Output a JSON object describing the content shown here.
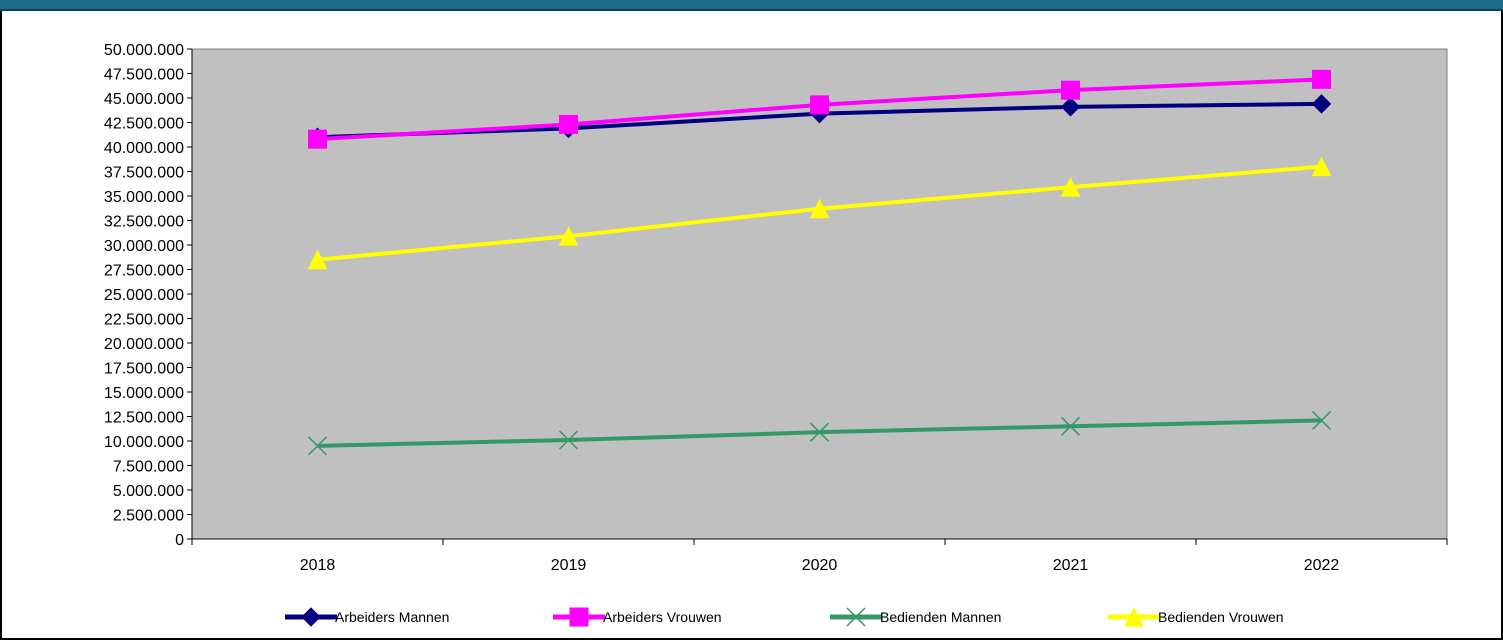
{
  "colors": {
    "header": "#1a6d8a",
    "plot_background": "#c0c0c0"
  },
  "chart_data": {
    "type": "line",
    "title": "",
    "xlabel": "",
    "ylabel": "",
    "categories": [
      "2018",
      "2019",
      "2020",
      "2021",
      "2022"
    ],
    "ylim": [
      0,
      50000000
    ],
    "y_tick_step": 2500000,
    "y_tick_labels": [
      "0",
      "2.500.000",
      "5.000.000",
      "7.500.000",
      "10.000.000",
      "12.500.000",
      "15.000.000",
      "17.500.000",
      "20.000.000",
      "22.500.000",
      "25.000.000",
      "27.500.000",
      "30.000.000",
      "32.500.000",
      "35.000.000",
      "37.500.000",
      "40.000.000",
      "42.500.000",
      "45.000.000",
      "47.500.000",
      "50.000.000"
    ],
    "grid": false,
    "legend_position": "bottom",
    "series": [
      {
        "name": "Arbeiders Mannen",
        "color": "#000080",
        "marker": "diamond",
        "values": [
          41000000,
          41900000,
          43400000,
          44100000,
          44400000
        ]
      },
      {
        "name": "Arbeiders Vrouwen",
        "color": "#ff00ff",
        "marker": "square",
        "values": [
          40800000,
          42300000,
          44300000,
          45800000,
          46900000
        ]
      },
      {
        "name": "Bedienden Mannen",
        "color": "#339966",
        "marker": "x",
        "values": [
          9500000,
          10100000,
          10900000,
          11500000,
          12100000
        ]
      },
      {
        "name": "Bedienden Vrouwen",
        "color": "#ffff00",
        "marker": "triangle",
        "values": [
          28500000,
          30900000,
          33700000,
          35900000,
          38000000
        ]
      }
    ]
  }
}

* [EXERCISE]: Copy the records word for word, leaving no picture in the copy.

* [PROBLEM SOLUTION]:
Output a JSON object describing the content shown here.
{
  "colors": {
    "header": "#1a6d8a",
    "plot_background": "#c0c0c0"
  },
  "chart_data": {
    "type": "line",
    "title": "",
    "xlabel": "",
    "ylabel": "",
    "categories": [
      "2018",
      "2019",
      "2020",
      "2021",
      "2022"
    ],
    "ylim": [
      0,
      50000000
    ],
    "y_tick_step": 2500000,
    "y_tick_labels": [
      "0",
      "2.500.000",
      "5.000.000",
      "7.500.000",
      "10.000.000",
      "12.500.000",
      "15.000.000",
      "17.500.000",
      "20.000.000",
      "22.500.000",
      "25.000.000",
      "27.500.000",
      "30.000.000",
      "32.500.000",
      "35.000.000",
      "37.500.000",
      "40.000.000",
      "42.500.000",
      "45.000.000",
      "47.500.000",
      "50.000.000"
    ],
    "grid": false,
    "legend_position": "bottom",
    "series": [
      {
        "name": "Arbeiders Mannen",
        "color": "#000080",
        "marker": "diamond",
        "values": [
          41000000,
          41900000,
          43400000,
          44100000,
          44400000
        ]
      },
      {
        "name": "Arbeiders Vrouwen",
        "color": "#ff00ff",
        "marker": "square",
        "values": [
          40800000,
          42300000,
          44300000,
          45800000,
          46900000
        ]
      },
      {
        "name": "Bedienden Mannen",
        "color": "#339966",
        "marker": "x",
        "values": [
          9500000,
          10100000,
          10900000,
          11500000,
          12100000
        ]
      },
      {
        "name": "Bedienden Vrouwen",
        "color": "#ffff00",
        "marker": "triangle",
        "values": [
          28500000,
          30900000,
          33700000,
          35900000,
          38000000
        ]
      }
    ]
  }
}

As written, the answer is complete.